#### PROBLEM STATEMENT:
Reproduce the records. Keep every word exact and include no images.

#### MATERIAL TO PROCESS:
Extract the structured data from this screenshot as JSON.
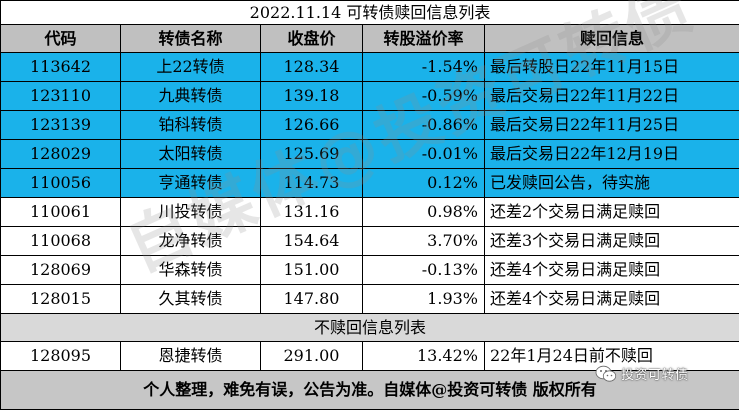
{
  "title": "2022.11.14  可转债赎回信息列表",
  "headers": [
    "代码",
    "转债名称",
    "收盘价",
    "转股溢价率",
    "赎回信息"
  ],
  "colors": {
    "highlight": "#1ab2ea",
    "header": "#c0c0c0"
  },
  "rows": [
    {
      "code": "113642",
      "name": "上22转债",
      "price": "128.34",
      "premium": "-1.54%",
      "info": "最后转股日22年11月15日",
      "highlight": true
    },
    {
      "code": "123110",
      "name": "九典转债",
      "price": "139.18",
      "premium": "-0.59%",
      "info": "最后交易日22年11月22日",
      "highlight": true
    },
    {
      "code": "123139",
      "name": "铂科转债",
      "price": "126.66",
      "premium": "-0.86%",
      "info": "最后交易日22年11月25日",
      "highlight": true
    },
    {
      "code": "128029",
      "name": "太阳转债",
      "price": "125.69",
      "premium": "-0.01%",
      "info": "最后交易日22年12月19日",
      "highlight": true
    },
    {
      "code": "110056",
      "name": "亨通转债",
      "price": "114.73",
      "premium": "0.12%",
      "info": "已发赎回公告，待实施",
      "highlight": true
    },
    {
      "code": "110061",
      "name": "川投转债",
      "price": "131.16",
      "premium": "0.98%",
      "info": "还差2个交易日满足赎回",
      "highlight": false
    },
    {
      "code": "110068",
      "name": "龙净转债",
      "price": "154.64",
      "premium": "3.70%",
      "info": "还差3个交易日满足赎回",
      "highlight": false
    },
    {
      "code": "128069",
      "name": "华森转债",
      "price": "151.00",
      "premium": "-0.13%",
      "info": "还差4个交易日满足赎回",
      "highlight": false
    },
    {
      "code": "128015",
      "name": "久其转债",
      "price": "147.80",
      "premium": "1.93%",
      "info": "还差4个交易日满足赎回",
      "highlight": false
    }
  ],
  "no_redeem_title": "不赎回信息列表",
  "no_redeem_rows": [
    {
      "code": "128095",
      "name": "恩捷转债",
      "price": "291.00",
      "premium": "13.42%",
      "info": "22年1月24日前不赎回"
    }
  ],
  "footer": "个人整理，难免有误，公告为准。自媒体@投资可转债 版权所有",
  "watermark": "自媒体@投资可转债",
  "logo": {
    "text": "投资可转债",
    "icon": "wechat-icon"
  }
}
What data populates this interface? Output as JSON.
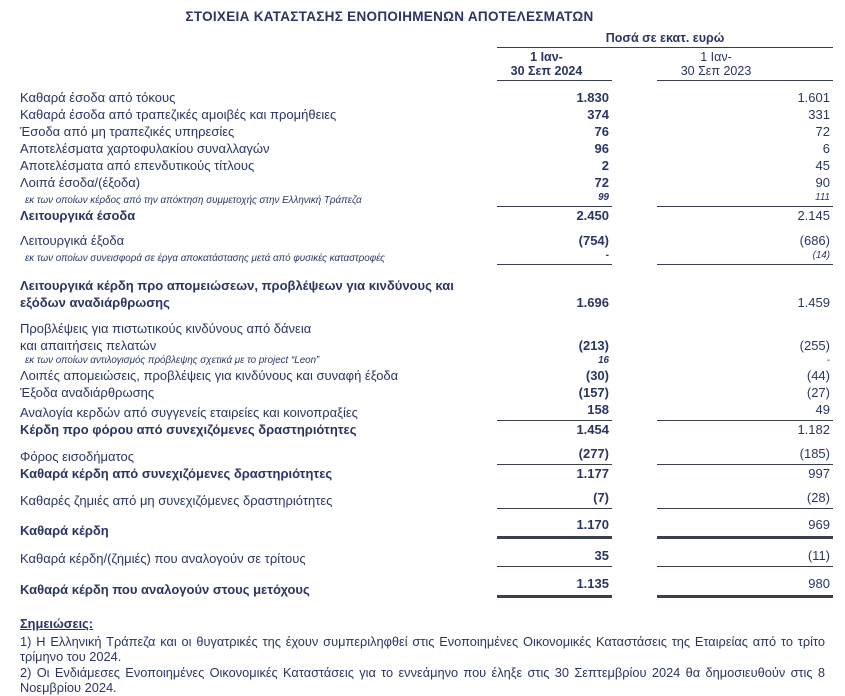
{
  "title": "ΣΤΟΙΧΕΙΑ ΚΑΤΑΣΤΑΣΗΣ ΕΝΟΠΟΙΗΜΕΝΩΝ ΑΠΟΤΕΛΕΣΜΑΤΩΝ",
  "colors": {
    "text": "#2a3564",
    "rule": "#3a3f4c"
  },
  "table": {
    "units_label": "Ποσά σε εκατ. ευρώ",
    "columns": [
      {
        "line1": "1 Ιαν-",
        "line2": "30 Σεπ 2024",
        "bold": true
      },
      {
        "line1": "1 Ιαν-",
        "line2": "30 Σεπ 2023",
        "bold": false
      }
    ],
    "rows": [
      {
        "label": "Καθαρά έσοδα από τόκους",
        "v2024": "1.830",
        "v2023": "1.601",
        "style": "normal"
      },
      {
        "label": "Καθαρά έσοδα από τραπεζικές αμοιβές και προμήθειες",
        "v2024": "374",
        "v2023": "331",
        "style": "normal"
      },
      {
        "label": "Έσοδα από μη τραπεζικές υπηρεσίες",
        "v2024": "76",
        "v2023": "72",
        "style": "normal"
      },
      {
        "label": "Αποτελέσματα χαρτοφυλακίου συναλλαγών",
        "v2024": "96",
        "v2023": "6",
        "style": "normal"
      },
      {
        "label": "Αποτελέσματα από επενδυτικούς τίτλους",
        "v2024": "2",
        "v2023": "45",
        "style": "normal"
      },
      {
        "label": "Λοιπά έσοδα/(έξοδα)",
        "v2024": "72",
        "v2023": "90",
        "style": "normal"
      },
      {
        "label": "εκ των οποίων κέρδος από την απόκτηση συμμετοχής στην Ελληνική Τράπεζα",
        "v2024": "99",
        "v2023": "111",
        "style": "italic",
        "rule_below": "thin"
      },
      {
        "label": "Λειτουργικά έσοδα",
        "v2024": "2.450",
        "v2023": "2.145",
        "style": "bold"
      },
      {
        "label": "Λειτουργικά έξοδα",
        "v2024": "(754)",
        "v2023": "(686)",
        "style": "normal",
        "gap_above": 8
      },
      {
        "label": "εκ των οποίων συνεισφορά σε έργα αποκατάστασης μετά από φυσικές καταστροφές",
        "v2024": "-",
        "v2023": "(14)",
        "style": "italic",
        "rule_below": "thin"
      },
      {
        "label": "Λειτουργικά κέρδη προ απομειώσεων, προβλέψεων για κινδύνους και\nεξόδων αναδιάρθρωσης",
        "v2024": "1.696",
        "v2023": "1.459",
        "style": "bold",
        "gap_above": 12
      },
      {
        "label": "Προβλέψεις για πιστωτικούς κινδύνους από δάνεια\nκαι απαιτήσεις πελατών",
        "v2024": "(213)",
        "v2023": "(255)",
        "style": "normal",
        "gap_above": 9
      },
      {
        "label": "εκ των οποίων αντιλογισμός πρόβλεψης σχετικά με το project “Leon”",
        "v2024": "16",
        "v2023": "-",
        "style": "italic"
      },
      {
        "label": "Λοιπές απομειώσεις, προβλέψεις για κινδύνους και συναφή έξοδα",
        "v2024": "(30)",
        "v2023": "(44)",
        "style": "normal"
      },
      {
        "label": "Έξοδα αναδιάρθρωσης",
        "v2024": "(157)",
        "v2023": "(27)",
        "style": "normal"
      },
      {
        "label": "Αναλογία κερδών από συγγενείς εταιρείες και κοινοπραξίες",
        "v2024": "158",
        "v2023": "49",
        "style": "normal",
        "rule_below": "thin"
      },
      {
        "label": "Κέρδη προ φόρου από συνεχιζόμενες δραστηριότητες",
        "v2024": "1.454",
        "v2023": "1.182",
        "style": "bold"
      },
      {
        "label": "Φόρος εισοδήματος",
        "v2024": "(277)",
        "v2023": "(185)",
        "style": "normal",
        "gap_above": 7,
        "rule_below": "thin"
      },
      {
        "label": "Καθαρά κέρδη από συνεχιζόμενες δραστηριότητες",
        "v2024": "1.177",
        "v2023": "997",
        "style": "bold"
      },
      {
        "label": "Καθαρές ζημιές από μη συνεχιζόμενες δραστηριότητες",
        "v2024": "(7)",
        "v2023": "(28)",
        "style": "normal",
        "gap_above": 7,
        "rule_below": "thin"
      },
      {
        "label": "Καθαρά κέρδη",
        "v2024": "1.170",
        "v2023": "969",
        "style": "bold",
        "gap_above": 7,
        "rule_below": "thick"
      },
      {
        "label": "Καθαρά κέρδη/(ζημιές) που αναλογούν σε τρίτους",
        "v2024": "35",
        "v2023": "(11)",
        "style": "normal",
        "gap_above": 8,
        "rule_below": "thin"
      },
      {
        "label": "Καθαρά κέρδη που αναλογούν στους μετόχους",
        "v2024": "1.135",
        "v2023": "980",
        "style": "bold",
        "gap_above": 8,
        "rule_below": "thick"
      }
    ]
  },
  "notes": {
    "heading": "Σημειώσεις:",
    "items": [
      "1)  Η Ελληνική Τράπεζα και οι θυγατρικές της έχουν συμπεριληφθεί στις Ενοποιημένες Οικονομικές Καταστάσεις της Εταιρείας από το τρίτο τρίμηνο του 2024.",
      "2)  Οι Ενδιάμεσες Ενοποιημένες Οικονομικές Καταστάσεις για το εννεάμηνο που έληξε στις 30 Σεπτεμβρίου 2024 θα δημοσιευθούν στις 8 Νοεμβρίου 2024."
    ]
  }
}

#### THE RESULT:
Extract the structured data from this screenshot as JSON.
{
  "title": "2022.11.14  可转债赎回信息列表",
  "headers": [
    "代码",
    "转债名称",
    "收盘价",
    "转股溢价率",
    "赎回信息"
  ],
  "colors": {
    "highlight": "#1ab2ea",
    "header": "#c0c0c0"
  },
  "rows": [
    {
      "code": "113642",
      "name": "上22转债",
      "price": "128.34",
      "premium": "-1.54%",
      "info": "最后转股日22年11月15日",
      "highlight": true
    },
    {
      "code": "123110",
      "name": "九典转债",
      "price": "139.18",
      "premium": "-0.59%",
      "info": "最后交易日22年11月22日",
      "highlight": true
    },
    {
      "code": "123139",
      "name": "铂科转债",
      "price": "126.66",
      "premium": "-0.86%",
      "info": "最后交易日22年11月25日",
      "highlight": true
    },
    {
      "code": "128029",
      "name": "太阳转债",
      "price": "125.69",
      "premium": "-0.01%",
      "info": "最后交易日22年12月19日",
      "highlight": true
    },
    {
      "code": "110056",
      "name": "亨通转债",
      "price": "114.73",
      "premium": "0.12%",
      "info": "已发赎回公告，待实施",
      "highlight": true
    },
    {
      "code": "110061",
      "name": "川投转债",
      "price": "131.16",
      "premium": "0.98%",
      "info": "还差2个交易日满足赎回",
      "highlight": false
    },
    {
      "code": "110068",
      "name": "龙净转债",
      "price": "154.64",
      "premium": "3.70%",
      "info": "还差3个交易日满足赎回",
      "highlight": false
    },
    {
      "code": "128069",
      "name": "华森转债",
      "price": "151.00",
      "premium": "-0.13%",
      "info": "还差4个交易日满足赎回",
      "highlight": false
    },
    {
      "code": "128015",
      "name": "久其转债",
      "price": "147.80",
      "premium": "1.93%",
      "info": "还差4个交易日满足赎回",
      "highlight": false
    }
  ],
  "no_redeem_title": "不赎回信息列表",
  "no_redeem_rows": [
    {
      "code": "128095",
      "name": "恩捷转债",
      "price": "291.00",
      "premium": "13.42%",
      "info": "22年1月24日前不赎回"
    }
  ],
  "footer": "个人整理，难免有误，公告为准。自媒体@投资可转债 版权所有",
  "watermark": "自媒体@投资可转债",
  "logo": {
    "text": "投资可转债",
    "icon": "wechat-icon"
  }
}
What data populates this interface? Output as JSON.
{
  "title": "ΣΤΟΙΧΕΙΑ ΚΑΤΑΣΤΑΣΗΣ ΕΝΟΠΟΙΗΜΕΝΩΝ ΑΠΟΤΕΛΕΣΜΑΤΩΝ",
  "colors": {
    "text": "#2a3564",
    "rule": "#3a3f4c"
  },
  "table": {
    "units_label": "Ποσά σε εκατ. ευρώ",
    "columns": [
      {
        "line1": "1 Ιαν-",
        "line2": "30 Σεπ 2024",
        "bold": true
      },
      {
        "line1": "1 Ιαν-",
        "line2": "30 Σεπ 2023",
        "bold": false
      }
    ],
    "rows": [
      {
        "label": "Καθαρά έσοδα από τόκους",
        "v2024": "1.830",
        "v2023": "1.601",
        "style": "normal"
      },
      {
        "label": "Καθαρά έσοδα από τραπεζικές αμοιβές και προμήθειες",
        "v2024": "374",
        "v2023": "331",
        "style": "normal"
      },
      {
        "label": "Έσοδα από μη τραπεζικές υπηρεσίες",
        "v2024": "76",
        "v2023": "72",
        "style": "normal"
      },
      {
        "label": "Αποτελέσματα χαρτοφυλακίου συναλλαγών",
        "v2024": "96",
        "v2023": "6",
        "style": "normal"
      },
      {
        "label": "Αποτελέσματα από επενδυτικούς τίτλους",
        "v2024": "2",
        "v2023": "45",
        "style": "normal"
      },
      {
        "label": "Λοιπά έσοδα/(έξοδα)",
        "v2024": "72",
        "v2023": "90",
        "style": "normal"
      },
      {
        "label": "εκ των οποίων κέρδος από την απόκτηση συμμετοχής στην Ελληνική Τράπεζα",
        "v2024": "99",
        "v2023": "111",
        "style": "italic",
        "rule_below": "thin"
      },
      {
        "label": "Λειτουργικά έσοδα",
        "v2024": "2.450",
        "v2023": "2.145",
        "style": "bold"
      },
      {
        "label": "Λειτουργικά έξοδα",
        "v2024": "(754)",
        "v2023": "(686)",
        "style": "normal",
        "gap_above": 8
      },
      {
        "label": "εκ των οποίων συνεισφορά σε έργα αποκατάστασης μετά από φυσικές καταστροφές",
        "v2024": "-",
        "v2023": "(14)",
        "style": "italic",
        "rule_below": "thin"
      },
      {
        "label": "Λειτουργικά κέρδη προ απομειώσεων, προβλέψεων για κινδύνους και\nεξόδων αναδιάρθρωσης",
        "v2024": "1.696",
        "v2023": "1.459",
        "style": "bold",
        "gap_above": 12
      },
      {
        "label": "Προβλέψεις για πιστωτικούς κινδύνους από δάνεια\nκαι απαιτήσεις πελατών",
        "v2024": "(213)",
        "v2023": "(255)",
        "style": "normal",
        "gap_above": 9
      },
      {
        "label": "εκ των οποίων αντιλογισμός πρόβλεψης σχετικά με το project “Leon”",
        "v2024": "16",
        "v2023": "-",
        "style": "italic"
      },
      {
        "label": "Λοιπές απομειώσεις, προβλέψεις για κινδύνους και συναφή έξοδα",
        "v2024": "(30)",
        "v2023": "(44)",
        "style": "normal"
      },
      {
        "label": "Έξοδα αναδιάρθρωσης",
        "v2024": "(157)",
        "v2023": "(27)",
        "style": "normal"
      },
      {
        "label": "Αναλογία κερδών από συγγενείς εταιρείες και κοινοπραξίες",
        "v2024": "158",
        "v2023": "49",
        "style": "normal",
        "rule_below": "thin"
      },
      {
        "label": "Κέρδη προ φόρου από συνεχιζόμενες δραστηριότητες",
        "v2024": "1.454",
        "v2023": "1.182",
        "style": "bold"
      },
      {
        "label": "Φόρος εισοδήματος",
        "v2024": "(277)",
        "v2023": "(185)",
        "style": "normal",
        "gap_above": 7,
        "rule_below": "thin"
      },
      {
        "label": "Καθαρά κέρδη από συνεχιζόμενες δραστηριότητες",
        "v2024": "1.177",
        "v2023": "997",
        "style": "bold"
      },
      {
        "label": "Καθαρές ζημιές από μη συνεχιζόμενες δραστηριότητες",
        "v2024": "(7)",
        "v2023": "(28)",
        "style": "normal",
        "gap_above": 7,
        "rule_below": "thin"
      },
      {
        "label": "Καθαρά κέρδη",
        "v2024": "1.170",
        "v2023": "969",
        "style": "bold",
        "gap_above": 7,
        "rule_below": "thick"
      },
      {
        "label": "Καθαρά κέρδη/(ζημιές) που αναλογούν σε τρίτους",
        "v2024": "35",
        "v2023": "(11)",
        "style": "normal",
        "gap_above": 8,
        "rule_below": "thin"
      },
      {
        "label": "Καθαρά κέρδη που αναλογούν στους μετόχους",
        "v2024": "1.135",
        "v2023": "980",
        "style": "bold",
        "gap_above": 8,
        "rule_below": "thick"
      }
    ]
  },
  "notes": {
    "heading": "Σημειώσεις:",
    "items": [
      "1)  Η Ελληνική Τράπεζα και οι θυγατρικές της έχουν συμπεριληφθεί στις Ενοποιημένες Οικονομικές Καταστάσεις της Εταιρείας από το τρίτο τρίμηνο του 2024.",
      "2)  Οι Ενδιάμεσες Ενοποιημένες Οικονομικές Καταστάσεις για το εννεάμηνο που έληξε στις 30 Σεπτεμβρίου 2024 θα δημοσιευθούν στις 8 Νοεμβρίου 2024."
    ]
  }
}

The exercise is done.